SET TASK:
Your task is to print all of the material verbatim.

◆ ◆ ◆

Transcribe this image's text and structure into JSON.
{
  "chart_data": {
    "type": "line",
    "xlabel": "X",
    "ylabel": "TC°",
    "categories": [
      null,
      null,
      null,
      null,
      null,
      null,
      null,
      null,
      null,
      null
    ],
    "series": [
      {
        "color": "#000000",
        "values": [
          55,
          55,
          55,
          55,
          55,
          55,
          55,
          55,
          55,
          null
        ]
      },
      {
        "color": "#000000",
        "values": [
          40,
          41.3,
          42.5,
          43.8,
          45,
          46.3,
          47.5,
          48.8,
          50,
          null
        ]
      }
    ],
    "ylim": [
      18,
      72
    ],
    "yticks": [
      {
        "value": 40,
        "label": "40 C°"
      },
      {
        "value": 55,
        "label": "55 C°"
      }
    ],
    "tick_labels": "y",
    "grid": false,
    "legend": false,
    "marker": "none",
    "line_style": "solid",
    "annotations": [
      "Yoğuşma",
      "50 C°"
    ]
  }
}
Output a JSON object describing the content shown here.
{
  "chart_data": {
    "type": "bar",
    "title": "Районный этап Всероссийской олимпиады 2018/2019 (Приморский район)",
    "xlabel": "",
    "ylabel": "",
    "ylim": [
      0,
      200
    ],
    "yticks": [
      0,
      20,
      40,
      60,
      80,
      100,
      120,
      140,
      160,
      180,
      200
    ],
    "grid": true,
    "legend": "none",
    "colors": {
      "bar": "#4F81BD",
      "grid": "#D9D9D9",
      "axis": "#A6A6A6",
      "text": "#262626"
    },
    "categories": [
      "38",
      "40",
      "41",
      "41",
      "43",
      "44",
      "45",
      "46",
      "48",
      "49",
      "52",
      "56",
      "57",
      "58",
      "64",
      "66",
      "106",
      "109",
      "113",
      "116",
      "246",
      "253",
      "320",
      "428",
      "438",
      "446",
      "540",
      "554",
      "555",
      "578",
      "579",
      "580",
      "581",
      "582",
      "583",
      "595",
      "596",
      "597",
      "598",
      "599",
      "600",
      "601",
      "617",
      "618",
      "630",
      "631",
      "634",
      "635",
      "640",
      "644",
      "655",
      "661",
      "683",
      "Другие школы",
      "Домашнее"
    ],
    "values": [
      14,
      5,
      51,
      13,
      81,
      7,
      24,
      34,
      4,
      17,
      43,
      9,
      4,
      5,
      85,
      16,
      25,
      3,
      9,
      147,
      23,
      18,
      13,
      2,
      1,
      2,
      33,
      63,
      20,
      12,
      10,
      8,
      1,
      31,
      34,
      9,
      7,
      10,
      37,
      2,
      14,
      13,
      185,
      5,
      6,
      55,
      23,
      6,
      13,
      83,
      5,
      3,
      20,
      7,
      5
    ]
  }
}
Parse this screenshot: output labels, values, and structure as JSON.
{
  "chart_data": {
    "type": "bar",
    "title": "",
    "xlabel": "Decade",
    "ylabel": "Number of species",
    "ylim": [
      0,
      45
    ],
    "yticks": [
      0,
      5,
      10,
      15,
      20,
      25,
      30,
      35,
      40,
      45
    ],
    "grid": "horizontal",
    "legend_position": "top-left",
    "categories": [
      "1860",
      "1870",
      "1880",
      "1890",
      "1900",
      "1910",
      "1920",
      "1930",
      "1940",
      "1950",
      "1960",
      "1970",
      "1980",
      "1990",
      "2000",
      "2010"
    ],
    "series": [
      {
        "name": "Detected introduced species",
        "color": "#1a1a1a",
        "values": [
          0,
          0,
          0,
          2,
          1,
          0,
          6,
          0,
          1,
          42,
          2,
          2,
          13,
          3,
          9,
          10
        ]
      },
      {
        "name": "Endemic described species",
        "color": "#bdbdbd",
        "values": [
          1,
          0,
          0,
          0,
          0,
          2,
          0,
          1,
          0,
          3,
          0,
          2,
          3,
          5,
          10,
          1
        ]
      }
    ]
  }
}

◆ ◆ ◆

EXERCISE RESPONSE:
Transcribe this image's text and structure into JSON.
{
  "chart_data": {
    "type": "line",
    "xlabel": "X",
    "ylabel": "TC°",
    "categories": [
      null,
      null,
      null,
      null,
      null,
      null,
      null,
      null,
      null,
      null
    ],
    "series": [
      {
        "color": "#000000",
        "values": [
          55,
          55,
          55,
          55,
          55,
          55,
          55,
          55,
          55,
          null
        ]
      },
      {
        "color": "#000000",
        "values": [
          40,
          41.3,
          42.5,
          43.8,
          45,
          46.3,
          47.5,
          48.8,
          50,
          null
        ]
      }
    ],
    "ylim": [
      18,
      72
    ],
    "yticks": [
      {
        "value": 40,
        "label": "40 C°"
      },
      {
        "value": 55,
        "label": "55 C°"
      }
    ],
    "tick_labels": "y",
    "grid": false,
    "legend": false,
    "marker": "none",
    "line_style": "solid",
    "annotations": [
      "Yoğuşma",
      "50 C°"
    ]
  }
}
Output a JSON object describing the content shown here.
{
  "chart_data": {
    "type": "bar",
    "title": "Районный этап Всероссийской олимпиады 2018/2019 (Приморский район)",
    "xlabel": "",
    "ylabel": "",
    "ylim": [
      0,
      200
    ],
    "yticks": [
      0,
      20,
      40,
      60,
      80,
      100,
      120,
      140,
      160,
      180,
      200
    ],
    "grid": true,
    "legend": "none",
    "colors": {
      "bar": "#4F81BD",
      "grid": "#D9D9D9",
      "axis": "#A6A6A6",
      "text": "#262626"
    },
    "categories": [
      "38",
      "40",
      "41",
      "41",
      "43",
      "44",
      "45",
      "46",
      "48",
      "49",
      "52",
      "56",
      "57",
      "58",
      "64",
      "66",
      "106",
      "109",
      "113",
      "116",
      "246",
      "253",
      "320",
      "428",
      "438",
      "446",
      "540",
      "554",
      "555",
      "578",
      "579",
      "580",
      "581",
      "582",
      "583",
      "595",
      "596",
      "597",
      "598",
      "599",
      "600",
      "601",
      "617",
      "618",
      "630",
      "631",
      "634",
      "635",
      "640",
      "644",
      "655",
      "661",
      "683",
      "Другие школы",
      "Домашнее"
    ],
    "values": [
      14,
      5,
      51,
      13,
      81,
      7,
      24,
      34,
      4,
      17,
      43,
      9,
      4,
      5,
      85,
      16,
      25,
      3,
      9,
      147,
      23,
      18,
      13,
      2,
      1,
      2,
      33,
      63,
      20,
      12,
      10,
      8,
      1,
      31,
      34,
      9,
      7,
      10,
      37,
      2,
      14,
      13,
      185,
      5,
      6,
      55,
      23,
      6,
      13,
      83,
      5,
      3,
      20,
      7,
      5
    ]
  }
}
Parse this screenshot: output labels, values, and structure as JSON.
{
  "chart_data": {
    "type": "bar",
    "title": "",
    "xlabel": "Decade",
    "ylabel": "Number of species",
    "ylim": [
      0,
      45
    ],
    "yticks": [
      0,
      5,
      10,
      15,
      20,
      25,
      30,
      35,
      40,
      45
    ],
    "grid": "horizontal",
    "legend_position": "top-left",
    "categories": [
      "1860",
      "1870",
      "1880",
      "1890",
      "1900",
      "1910",
      "1920",
      "1930",
      "1940",
      "1950",
      "1960",
      "1970",
      "1980",
      "1990",
      "2000",
      "2010"
    ],
    "series": [
      {
        "name": "Detected introduced species",
        "color": "#1a1a1a",
        "values": [
          0,
          0,
          0,
          2,
          1,
          0,
          6,
          0,
          1,
          42,
          2,
          2,
          13,
          3,
          9,
          10
        ]
      },
      {
        "name": "Endemic described species",
        "color": "#bdbdbd",
        "values": [
          1,
          0,
          0,
          0,
          0,
          2,
          0,
          1,
          0,
          3,
          0,
          2,
          3,
          5,
          10,
          1
        ]
      }
    ]
  }
}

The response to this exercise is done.